Rewrite every item below, replacing each occurrence of "data-point" with "marker" and leaving all other text unchanged.
---
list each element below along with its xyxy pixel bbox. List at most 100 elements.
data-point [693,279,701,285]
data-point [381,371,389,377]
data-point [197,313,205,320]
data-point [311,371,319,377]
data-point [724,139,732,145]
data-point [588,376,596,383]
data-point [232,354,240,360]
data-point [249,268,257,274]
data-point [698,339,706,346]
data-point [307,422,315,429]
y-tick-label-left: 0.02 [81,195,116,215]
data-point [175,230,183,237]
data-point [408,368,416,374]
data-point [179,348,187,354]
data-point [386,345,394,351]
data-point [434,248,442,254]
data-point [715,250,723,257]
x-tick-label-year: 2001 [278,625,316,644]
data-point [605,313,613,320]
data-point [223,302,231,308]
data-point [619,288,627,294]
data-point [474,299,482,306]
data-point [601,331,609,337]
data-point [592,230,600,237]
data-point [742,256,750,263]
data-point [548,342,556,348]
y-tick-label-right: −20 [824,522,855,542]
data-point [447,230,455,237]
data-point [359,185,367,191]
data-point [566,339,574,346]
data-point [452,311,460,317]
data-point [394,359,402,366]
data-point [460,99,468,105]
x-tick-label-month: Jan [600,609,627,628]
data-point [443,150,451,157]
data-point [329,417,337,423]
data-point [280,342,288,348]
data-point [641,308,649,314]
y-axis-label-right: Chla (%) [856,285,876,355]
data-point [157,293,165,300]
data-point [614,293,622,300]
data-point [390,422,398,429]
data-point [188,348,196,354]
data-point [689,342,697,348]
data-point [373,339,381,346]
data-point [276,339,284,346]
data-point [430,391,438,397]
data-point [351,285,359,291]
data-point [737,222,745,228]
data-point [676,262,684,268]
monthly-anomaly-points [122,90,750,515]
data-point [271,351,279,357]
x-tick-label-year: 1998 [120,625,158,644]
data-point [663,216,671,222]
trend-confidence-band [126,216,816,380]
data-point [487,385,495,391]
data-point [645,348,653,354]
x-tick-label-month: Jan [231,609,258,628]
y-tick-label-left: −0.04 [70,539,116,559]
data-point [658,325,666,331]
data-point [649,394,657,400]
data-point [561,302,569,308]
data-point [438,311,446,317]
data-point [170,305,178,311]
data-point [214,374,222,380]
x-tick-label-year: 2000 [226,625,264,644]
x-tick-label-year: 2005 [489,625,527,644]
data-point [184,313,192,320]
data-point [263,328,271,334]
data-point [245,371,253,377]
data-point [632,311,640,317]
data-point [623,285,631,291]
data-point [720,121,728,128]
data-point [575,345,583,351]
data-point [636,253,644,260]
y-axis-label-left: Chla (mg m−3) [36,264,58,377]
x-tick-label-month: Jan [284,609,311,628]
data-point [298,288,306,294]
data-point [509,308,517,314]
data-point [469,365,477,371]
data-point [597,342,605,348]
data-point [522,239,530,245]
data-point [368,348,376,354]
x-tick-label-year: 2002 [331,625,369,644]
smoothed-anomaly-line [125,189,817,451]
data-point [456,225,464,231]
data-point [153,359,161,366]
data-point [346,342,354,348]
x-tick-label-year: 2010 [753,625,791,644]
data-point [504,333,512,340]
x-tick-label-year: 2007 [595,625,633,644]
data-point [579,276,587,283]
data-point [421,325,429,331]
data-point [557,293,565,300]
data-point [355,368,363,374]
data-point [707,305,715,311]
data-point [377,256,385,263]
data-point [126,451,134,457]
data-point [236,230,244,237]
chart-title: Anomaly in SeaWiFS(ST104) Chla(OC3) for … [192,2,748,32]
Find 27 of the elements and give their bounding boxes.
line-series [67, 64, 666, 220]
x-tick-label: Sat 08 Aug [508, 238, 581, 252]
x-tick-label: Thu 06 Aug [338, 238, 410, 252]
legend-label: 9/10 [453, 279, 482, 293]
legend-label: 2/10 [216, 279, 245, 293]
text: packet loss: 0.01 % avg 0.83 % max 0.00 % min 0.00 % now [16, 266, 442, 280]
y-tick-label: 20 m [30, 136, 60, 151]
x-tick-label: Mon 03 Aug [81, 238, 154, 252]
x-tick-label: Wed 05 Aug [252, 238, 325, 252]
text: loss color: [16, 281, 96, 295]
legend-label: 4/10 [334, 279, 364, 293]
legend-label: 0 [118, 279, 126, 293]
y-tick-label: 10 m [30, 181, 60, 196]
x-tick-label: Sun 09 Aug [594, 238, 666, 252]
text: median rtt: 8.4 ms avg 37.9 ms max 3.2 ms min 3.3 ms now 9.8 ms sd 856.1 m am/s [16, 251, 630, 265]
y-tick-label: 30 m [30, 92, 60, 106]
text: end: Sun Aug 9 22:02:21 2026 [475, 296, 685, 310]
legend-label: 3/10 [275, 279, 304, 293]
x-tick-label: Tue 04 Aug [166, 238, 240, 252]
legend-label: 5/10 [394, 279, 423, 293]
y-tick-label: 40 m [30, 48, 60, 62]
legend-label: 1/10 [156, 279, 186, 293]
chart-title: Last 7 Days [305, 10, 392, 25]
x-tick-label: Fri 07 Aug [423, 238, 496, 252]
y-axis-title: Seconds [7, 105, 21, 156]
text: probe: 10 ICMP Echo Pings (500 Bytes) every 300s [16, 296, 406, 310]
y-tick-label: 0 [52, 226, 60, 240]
---
**Answer:**
list each element below along with its xyxy pixel bbox. List at most 100 elements.
marker [693,279,701,285]
marker [381,371,389,377]
marker [197,313,205,320]
marker [311,371,319,377]
marker [724,139,732,145]
marker [588,376,596,383]
marker [232,354,240,360]
marker [249,268,257,274]
marker [698,339,706,346]
marker [307,422,315,429]
y-tick-label-left: 0.02 [81,195,116,215]
marker [175,230,183,237]
marker [408,368,416,374]
marker [179,348,187,354]
marker [386,345,394,351]
marker [434,248,442,254]
marker [715,250,723,257]
x-tick-label-year: 2001 [278,625,316,644]
marker [605,313,613,320]
marker [223,302,231,308]
marker [619,288,627,294]
marker [474,299,482,306]
marker [601,331,609,337]
marker [592,230,600,237]
marker [742,256,750,263]
marker [548,342,556,348]
y-tick-label-right: −20 [824,522,855,542]
marker [447,230,455,237]
marker [359,185,367,191]
marker [566,339,574,346]
marker [452,311,460,317]
marker [394,359,402,366]
marker [460,99,468,105]
x-tick-label-month: Jan [600,609,627,628]
marker [443,150,451,157]
marker [329,417,337,423]
marker [280,342,288,348]
marker [641,308,649,314]
y-axis-label-right: Chla (%) [856,285,876,355]
marker [157,293,165,300]
marker [614,293,622,300]
marker [390,422,398,429]
marker [188,348,196,354]
marker [689,342,697,348]
marker [373,339,381,346]
marker [276,339,284,346]
marker [430,391,438,397]
marker [351,285,359,291]
marker [737,222,745,228]
marker [676,262,684,268]
monthly-anomaly-points [122,90,750,515]
marker [271,351,279,357]
x-tick-label-year: 1998 [120,625,158,644]
marker [663,216,671,222]
trend-confidence-band [126,216,816,380]
marker [487,385,495,391]
marker [645,348,653,354]
x-tick-label-month: Jan [231,609,258,628]
y-tick-label-left: −0.04 [70,539,116,559]
marker [658,325,666,331]
marker [649,394,657,400]
marker [561,302,569,308]
marker [438,311,446,317]
marker [170,305,178,311]
marker [214,374,222,380]
x-tick-label-year: 2000 [226,625,264,644]
x-tick-label-year: 2005 [489,625,527,644]
marker [184,313,192,320]
marker [263,328,271,334]
marker [245,371,253,377]
marker [632,311,640,317]
marker [623,285,631,291]
marker [720,121,728,128]
marker [575,345,583,351]
marker [636,253,644,260]
y-axis-label-left: Chla (mg m−3) [36,264,58,377]
x-tick-label-month: Jan [284,609,311,628]
marker [298,288,306,294]
marker [509,308,517,314]
marker [469,365,477,371]
marker [597,342,605,348]
marker [522,239,530,245]
marker [368,348,376,354]
x-tick-label-year: 2002 [331,625,369,644]
smoothed-anomaly-line [125,189,817,451]
marker [456,225,464,231]
marker [153,359,161,366]
marker [346,342,354,348]
x-tick-label-year: 2010 [753,625,791,644]
marker [504,333,512,340]
x-tick-label-year: 2007 [595,625,633,644]
marker [579,276,587,283]
marker [421,325,429,331]
marker [557,293,565,300]
marker [355,368,363,374]
marker [707,305,715,311]
marker [377,256,385,263]
marker [126,451,134,457]
marker [236,230,244,237]
chart-title: Anomaly in SeaWiFS(ST104) Chla(OC3) for … [192,2,748,32]
Find 27 of the elements and give their bounding boxes.
line-series [67, 64, 666, 220]
x-tick-label: Sat 08 Aug [508, 238, 581, 252]
x-tick-label: Thu 06 Aug [338, 238, 410, 252]
legend-label: 9/10 [453, 279, 482, 293]
legend-label: 2/10 [216, 279, 245, 293]
text: packet loss: 0.01 % avg 0.83 % max 0.00 % min 0.00 % now [16, 266, 442, 280]
y-tick-label: 20 m [30, 136, 60, 151]
x-tick-label: Mon 03 Aug [81, 238, 154, 252]
x-tick-label: Wed 05 Aug [252, 238, 325, 252]
text: loss color: [16, 281, 96, 295]
legend-label: 4/10 [334, 279, 364, 293]
legend-label: 0 [118, 279, 126, 293]
y-tick-label: 10 m [30, 181, 60, 196]
x-tick-label: Sun 09 Aug [594, 238, 666, 252]
text: median rtt: 8.4 ms avg 37.9 ms max 3.2 ms min 3.3 ms now 9.8 ms sd 856.1 m am/s [16, 251, 630, 265]
y-tick-label: 30 m [30, 92, 60, 106]
text: end: Sun Aug 9 22:02:21 2026 [475, 296, 685, 310]
legend-label: 3/10 [275, 279, 304, 293]
x-tick-label: Tue 04 Aug [166, 238, 240, 252]
legend-label: 5/10 [394, 279, 423, 293]
y-tick-label: 40 m [30, 48, 60, 62]
legend-label: 1/10 [156, 279, 186, 293]
chart-title: Last 7 Days [305, 10, 392, 25]
x-tick-label: Fri 07 Aug [423, 238, 496, 252]
y-axis-title: Seconds [7, 105, 21, 156]
text: probe: 10 ICMP Echo Pings (500 Bytes) every 300s [16, 296, 406, 310]
y-tick-label: 0 [52, 226, 60, 240]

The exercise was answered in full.